- Listed entries:
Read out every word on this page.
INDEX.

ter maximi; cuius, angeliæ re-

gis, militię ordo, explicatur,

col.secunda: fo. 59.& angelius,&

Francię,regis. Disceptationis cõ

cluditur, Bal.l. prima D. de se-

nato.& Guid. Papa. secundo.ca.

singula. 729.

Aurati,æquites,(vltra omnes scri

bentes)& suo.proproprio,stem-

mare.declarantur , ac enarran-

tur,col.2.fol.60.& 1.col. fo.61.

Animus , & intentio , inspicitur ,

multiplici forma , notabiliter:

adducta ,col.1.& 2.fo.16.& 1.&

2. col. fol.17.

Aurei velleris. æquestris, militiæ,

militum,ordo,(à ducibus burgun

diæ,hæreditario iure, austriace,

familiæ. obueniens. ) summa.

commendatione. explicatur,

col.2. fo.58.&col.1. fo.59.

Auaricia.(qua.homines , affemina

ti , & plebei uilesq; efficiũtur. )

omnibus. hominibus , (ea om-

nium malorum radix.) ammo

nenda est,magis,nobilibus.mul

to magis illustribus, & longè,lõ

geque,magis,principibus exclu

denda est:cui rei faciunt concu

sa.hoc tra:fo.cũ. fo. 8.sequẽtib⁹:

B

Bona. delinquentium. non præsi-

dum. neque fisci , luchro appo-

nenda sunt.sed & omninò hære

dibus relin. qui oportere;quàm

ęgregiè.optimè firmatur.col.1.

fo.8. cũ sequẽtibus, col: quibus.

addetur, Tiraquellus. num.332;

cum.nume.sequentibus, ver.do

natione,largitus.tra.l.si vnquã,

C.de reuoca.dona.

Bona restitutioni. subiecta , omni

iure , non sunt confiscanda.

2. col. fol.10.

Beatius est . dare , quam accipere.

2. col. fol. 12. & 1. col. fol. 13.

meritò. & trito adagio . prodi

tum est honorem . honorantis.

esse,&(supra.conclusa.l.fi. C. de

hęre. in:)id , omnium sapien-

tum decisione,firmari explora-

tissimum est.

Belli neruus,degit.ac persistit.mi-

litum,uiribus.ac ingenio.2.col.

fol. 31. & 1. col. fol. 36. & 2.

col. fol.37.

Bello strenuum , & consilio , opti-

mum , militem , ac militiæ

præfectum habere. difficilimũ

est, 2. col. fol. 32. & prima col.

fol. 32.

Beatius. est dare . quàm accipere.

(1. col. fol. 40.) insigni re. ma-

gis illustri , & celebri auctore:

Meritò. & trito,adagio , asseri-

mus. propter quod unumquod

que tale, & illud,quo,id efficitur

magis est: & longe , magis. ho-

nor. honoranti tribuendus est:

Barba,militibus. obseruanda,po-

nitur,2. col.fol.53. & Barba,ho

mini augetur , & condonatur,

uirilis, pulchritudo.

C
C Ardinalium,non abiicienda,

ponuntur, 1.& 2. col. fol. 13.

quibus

- Written request:
Your task is to give the records above again, exactly.

- Written response:
Read out every word on this page.
INDEX.

ter maximi; cuius, angeliæ re-

gis, militię ordo, explicatur,

col.secunda: fo. 59.& angelius,&

Francię,regis. Disceptationis cõ

cluditur, Bal.l. prima D. de se-

nato.& Guid. Papa. secundo.ca.

singula. 729.

Aurati,æquites,(vltra omnes scri

bentes)& suo.proproprio,stem-

mare.declarantur , ac enarran-

tur,col.2.fol.60.& 1.col. fo.61.

Animus , & intentio , inspicitur ,

multiplici forma , notabiliter:

adducta ,col.1.& 2.fo.16.& 1.&

2. col. fol.17.

Aurei velleris. æquestris, militiæ,

militum,ordo,(à ducibus burgun

diæ,hæreditario iure, austriace,

familiæ. obueniens. ) summa.

commendatione. explicatur,

col.2. fo.58.&col.1. fo.59.

Auaricia.(qua.homines , affemina

ti , & plebei uilesq; efficiũtur. )

omnibus. hominibus , (ea om-

nium malorum radix.) ammo

nenda est,magis,nobilibus.mul

to magis illustribus, & longè,lõ

geque,magis,principibus exclu

denda est:cui rei faciunt concu

sa.hoc tra:fo.cũ. fo. 8.sequẽtib⁹:

B

Bona. delinquentium. non præsi-

dum. neque fisci , luchro appo-

nenda sunt.sed & omninò hære

dibus relin. qui oportere;quàm

ęgregiè.optimè firmatur.col.1.

fo.8. cũ sequẽtibus, col: quibus.

addetur, Tiraquellus. num.332;

cum.nume.sequentibus, ver.do

natione,largitus.tra.l.si vnquã,

C.de reuoca.dona.

Bona restitutioni. subiecta , omni

iure , non sunt confiscanda.

2. col. fol.10.

Beatius est . dare , quam accipere.

2. col. fol. 12. & 1. col. fol. 13.

meritò. & trito adagio . prodi

tum est honorem . honorantis.

esse,&(supra.conclusa.l.fi. C. de

hęre. in:)id , omnium sapien-

tum decisione,firmari explora-

tissimum est.

Belli neruus,degit.ac persistit.mi-

litum,uiribus.ac ingenio.2.col.

fol. 31. & 1. col. fol. 36. & 2.

col. fol.37.

Bello strenuum , & consilio , opti-

mum , militem , ac militiæ

præfectum habere. difficilimũ

est, 2. col. fol. 32. & prima col.

fol. 32.

Beatius. est dare . quàm accipere.

(1. col. fol. 40.) insigni re. ma-

gis illustri , & celebri auctore:

Meritò. & trito,adagio , asseri-

mus. propter quod unumquod

que tale, & illud,quo,id efficitur

magis est: & longe , magis. ho-

nor. honoranti tribuendus est:

Barba,militibus. obseruanda,po-

nitur,2. col.fol.53. & Barba,ho

mini augetur , & condonatur,

uirilis, pulchritudo.

C
C Ardinalium,non abiicienda,

ponuntur, 1.& 2. col. fol. 13.

quibus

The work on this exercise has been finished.